■ Texte fourni
Télévision Au boulevard Reyers, un problème périphérique reste à régler pour la venue du nouveau directeur des antennes TV

DE NOTRE CORRESPONDANT EN FRANCE SERGE BRESSAN

PARIS En bord de Seine, dans le bloc de verre siège de FranceTélévisions, il passe ses journées au bureau. Consciencieux, actif. Il honore tous ses rendez-vous, ça défile dans son bureau de directeur adjoint de France 4, en charge des programmes.

Pourtant, mercredi en fin de journée, la RTBF annonçait dans un communiqué que son conseil d'administration a désigné Yves Bigot au poste de directeur de ses antennes TV. L'affaire, à en croire le patron de la RTBF Jean-Paul Philippot, était donc réglée: mieux, boulevard Reyers, on annonçait même une conférence de presse avec l'homme de télé français pour ce vendredi.

Cependant, Yves Bigot, 51 ans et, entre autres, ancien directeur des programmes de France 2, faisait savoir que, pour lui, rien n'était encore signé. Certains proches signalaient même qu'il ne comprenait pas l'emballement de la RTBF à communiquer sur son arrivée alors que le contrat n'est pas encore finalisé ni signé.

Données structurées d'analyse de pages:
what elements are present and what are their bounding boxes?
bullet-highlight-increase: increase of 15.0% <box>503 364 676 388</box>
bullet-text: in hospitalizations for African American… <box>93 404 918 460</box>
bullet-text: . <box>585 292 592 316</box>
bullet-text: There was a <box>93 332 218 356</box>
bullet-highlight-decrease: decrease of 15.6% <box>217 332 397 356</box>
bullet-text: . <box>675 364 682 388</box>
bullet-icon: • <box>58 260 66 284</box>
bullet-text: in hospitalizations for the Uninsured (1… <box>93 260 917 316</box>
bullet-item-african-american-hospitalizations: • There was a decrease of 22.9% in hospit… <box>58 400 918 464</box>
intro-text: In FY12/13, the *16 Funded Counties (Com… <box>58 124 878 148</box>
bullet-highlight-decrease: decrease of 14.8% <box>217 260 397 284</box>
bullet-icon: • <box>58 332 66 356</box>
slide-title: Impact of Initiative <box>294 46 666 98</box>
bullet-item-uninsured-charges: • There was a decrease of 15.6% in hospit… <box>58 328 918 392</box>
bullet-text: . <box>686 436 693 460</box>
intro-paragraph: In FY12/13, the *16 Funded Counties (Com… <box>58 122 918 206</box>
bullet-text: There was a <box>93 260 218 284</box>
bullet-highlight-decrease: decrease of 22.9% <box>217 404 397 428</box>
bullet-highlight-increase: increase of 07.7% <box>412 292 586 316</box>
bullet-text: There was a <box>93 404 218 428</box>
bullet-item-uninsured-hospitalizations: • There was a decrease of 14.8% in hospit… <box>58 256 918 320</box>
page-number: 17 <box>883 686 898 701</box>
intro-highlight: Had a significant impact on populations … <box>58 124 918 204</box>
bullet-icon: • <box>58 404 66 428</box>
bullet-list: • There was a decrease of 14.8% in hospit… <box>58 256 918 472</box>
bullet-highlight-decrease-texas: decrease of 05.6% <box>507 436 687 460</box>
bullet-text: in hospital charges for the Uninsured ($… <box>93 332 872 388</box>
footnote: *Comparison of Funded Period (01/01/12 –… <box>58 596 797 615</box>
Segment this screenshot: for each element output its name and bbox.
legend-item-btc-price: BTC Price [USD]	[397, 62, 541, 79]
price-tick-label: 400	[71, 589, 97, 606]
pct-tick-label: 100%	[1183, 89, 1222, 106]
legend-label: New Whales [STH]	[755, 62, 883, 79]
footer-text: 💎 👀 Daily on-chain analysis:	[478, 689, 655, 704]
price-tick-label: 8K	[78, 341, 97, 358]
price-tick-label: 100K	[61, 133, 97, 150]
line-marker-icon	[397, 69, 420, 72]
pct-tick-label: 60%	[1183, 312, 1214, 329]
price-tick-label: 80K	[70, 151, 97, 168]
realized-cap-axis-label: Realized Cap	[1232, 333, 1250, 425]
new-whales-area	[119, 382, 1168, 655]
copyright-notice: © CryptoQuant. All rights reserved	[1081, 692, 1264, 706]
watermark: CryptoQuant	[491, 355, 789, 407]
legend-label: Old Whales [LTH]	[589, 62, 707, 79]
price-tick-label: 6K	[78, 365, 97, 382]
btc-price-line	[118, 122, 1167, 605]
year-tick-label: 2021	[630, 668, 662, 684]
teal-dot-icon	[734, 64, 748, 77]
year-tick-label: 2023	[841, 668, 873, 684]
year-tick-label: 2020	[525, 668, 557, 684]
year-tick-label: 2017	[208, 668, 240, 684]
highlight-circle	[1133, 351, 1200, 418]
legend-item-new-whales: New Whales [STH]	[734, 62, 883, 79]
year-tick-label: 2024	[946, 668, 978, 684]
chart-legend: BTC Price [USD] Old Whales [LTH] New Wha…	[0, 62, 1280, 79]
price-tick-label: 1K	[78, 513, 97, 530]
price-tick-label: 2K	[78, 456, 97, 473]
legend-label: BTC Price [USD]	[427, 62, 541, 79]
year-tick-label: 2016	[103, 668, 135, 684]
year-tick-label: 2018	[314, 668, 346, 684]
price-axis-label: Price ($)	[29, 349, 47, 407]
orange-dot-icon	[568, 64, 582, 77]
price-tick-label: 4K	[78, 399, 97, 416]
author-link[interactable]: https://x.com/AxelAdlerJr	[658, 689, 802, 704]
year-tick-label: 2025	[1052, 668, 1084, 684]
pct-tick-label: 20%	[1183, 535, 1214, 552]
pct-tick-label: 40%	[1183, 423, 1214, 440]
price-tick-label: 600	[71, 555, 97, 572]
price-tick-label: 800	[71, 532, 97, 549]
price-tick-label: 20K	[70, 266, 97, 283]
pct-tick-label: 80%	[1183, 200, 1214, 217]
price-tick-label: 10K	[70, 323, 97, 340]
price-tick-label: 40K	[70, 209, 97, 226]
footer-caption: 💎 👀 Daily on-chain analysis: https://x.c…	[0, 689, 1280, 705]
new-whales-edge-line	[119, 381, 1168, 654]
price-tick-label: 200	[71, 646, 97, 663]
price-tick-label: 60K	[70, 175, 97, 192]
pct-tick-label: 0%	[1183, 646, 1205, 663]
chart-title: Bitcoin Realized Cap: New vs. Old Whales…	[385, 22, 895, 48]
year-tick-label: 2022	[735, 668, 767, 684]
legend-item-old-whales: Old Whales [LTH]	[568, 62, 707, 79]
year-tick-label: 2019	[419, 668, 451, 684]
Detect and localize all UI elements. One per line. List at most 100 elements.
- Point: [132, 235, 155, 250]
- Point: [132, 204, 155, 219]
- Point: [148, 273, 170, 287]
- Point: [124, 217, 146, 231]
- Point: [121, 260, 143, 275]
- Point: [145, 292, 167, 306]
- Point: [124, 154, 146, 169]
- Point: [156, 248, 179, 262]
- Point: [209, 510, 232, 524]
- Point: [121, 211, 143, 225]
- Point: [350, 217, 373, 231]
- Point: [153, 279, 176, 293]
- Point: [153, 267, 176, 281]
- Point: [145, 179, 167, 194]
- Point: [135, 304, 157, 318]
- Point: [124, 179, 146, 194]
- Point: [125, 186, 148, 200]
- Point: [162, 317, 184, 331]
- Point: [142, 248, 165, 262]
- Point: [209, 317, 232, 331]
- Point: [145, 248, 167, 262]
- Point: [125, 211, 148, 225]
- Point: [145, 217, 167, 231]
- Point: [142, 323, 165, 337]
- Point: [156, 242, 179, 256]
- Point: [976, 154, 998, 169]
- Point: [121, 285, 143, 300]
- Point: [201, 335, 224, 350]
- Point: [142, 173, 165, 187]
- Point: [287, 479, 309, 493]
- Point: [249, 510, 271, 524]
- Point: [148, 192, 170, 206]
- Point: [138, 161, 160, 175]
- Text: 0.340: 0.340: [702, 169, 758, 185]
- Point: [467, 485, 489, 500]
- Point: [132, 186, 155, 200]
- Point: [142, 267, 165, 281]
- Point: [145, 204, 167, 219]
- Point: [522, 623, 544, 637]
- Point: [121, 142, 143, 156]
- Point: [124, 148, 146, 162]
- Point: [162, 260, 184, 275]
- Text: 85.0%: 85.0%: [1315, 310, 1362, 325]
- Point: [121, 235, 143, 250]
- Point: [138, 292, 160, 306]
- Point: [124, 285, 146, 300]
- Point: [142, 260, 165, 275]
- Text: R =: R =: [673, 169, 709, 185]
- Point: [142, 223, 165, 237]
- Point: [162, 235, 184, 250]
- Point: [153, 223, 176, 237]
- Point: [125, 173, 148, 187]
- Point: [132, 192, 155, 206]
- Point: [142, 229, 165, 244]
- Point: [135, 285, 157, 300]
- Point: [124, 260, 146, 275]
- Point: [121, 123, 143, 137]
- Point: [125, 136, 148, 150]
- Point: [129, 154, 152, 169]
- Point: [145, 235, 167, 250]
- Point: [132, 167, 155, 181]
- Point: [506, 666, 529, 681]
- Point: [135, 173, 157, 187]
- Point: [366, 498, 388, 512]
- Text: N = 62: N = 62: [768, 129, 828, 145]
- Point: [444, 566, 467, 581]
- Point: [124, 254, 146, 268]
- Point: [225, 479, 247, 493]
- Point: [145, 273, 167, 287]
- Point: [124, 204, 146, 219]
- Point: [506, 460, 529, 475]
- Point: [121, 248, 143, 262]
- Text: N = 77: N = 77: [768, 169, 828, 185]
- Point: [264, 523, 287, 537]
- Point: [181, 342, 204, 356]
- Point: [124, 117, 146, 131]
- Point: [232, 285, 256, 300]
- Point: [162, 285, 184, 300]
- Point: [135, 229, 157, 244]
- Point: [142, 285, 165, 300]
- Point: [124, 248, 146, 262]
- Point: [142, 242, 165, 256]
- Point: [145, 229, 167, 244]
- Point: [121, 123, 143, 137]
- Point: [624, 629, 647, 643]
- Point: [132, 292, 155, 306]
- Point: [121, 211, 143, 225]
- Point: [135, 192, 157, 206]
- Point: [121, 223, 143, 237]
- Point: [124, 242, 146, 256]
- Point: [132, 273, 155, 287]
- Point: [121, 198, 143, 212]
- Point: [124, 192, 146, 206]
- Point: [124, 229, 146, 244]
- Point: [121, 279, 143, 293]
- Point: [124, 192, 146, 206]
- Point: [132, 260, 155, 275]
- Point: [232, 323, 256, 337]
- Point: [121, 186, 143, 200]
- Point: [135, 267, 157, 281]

■ Activité A
D'après l'article, quel poste Yves Bigot a-t-il notamment occupé à France 2 ?
■ Activité B
Recopiez l'article de "PARIS En bord" à "pour ce vendredi." en remplaçant "conférence de presse" par "réunion publique".
■ Activité C
Traduisez en anglais cette phrase de l'article : « Il honore tous ses rendez-vous, ça défile dans son bureau de directeur adjoint de France 4, en charge des programmes. »
Appuyez-vous uniquement sur l'article.

■ Réponse A
Il a été directeur des programmes de France 2.

■ Réponse B
PARIS En bord de Seine, dans le bloc de verre siège de FranceTélévisions, il passe ses journées au bureau. Consciencieux, actif. Il honore tous ses rendez-vous, ça défile dans son bureau de directeur adjoint de France 4, en charge des programmes.

Pourtant, mercredi en fin de journée, la RTBF annonçait dans un communiqué que son conseil d'administration a désigné Yves Bigot au poste de directeur de ses antennes TV. L'affaire, à en croire le patron de la RTBF Jean-Paul Philippot, était donc réglée: mieux, boulevard Reyers, on annonçait même une réunion publique avec l'homme de télé français pour ce vendredi.

■ Réponse C
He keeps all his appointments, and people file through his office as deputy director of France 4, in charge of programming.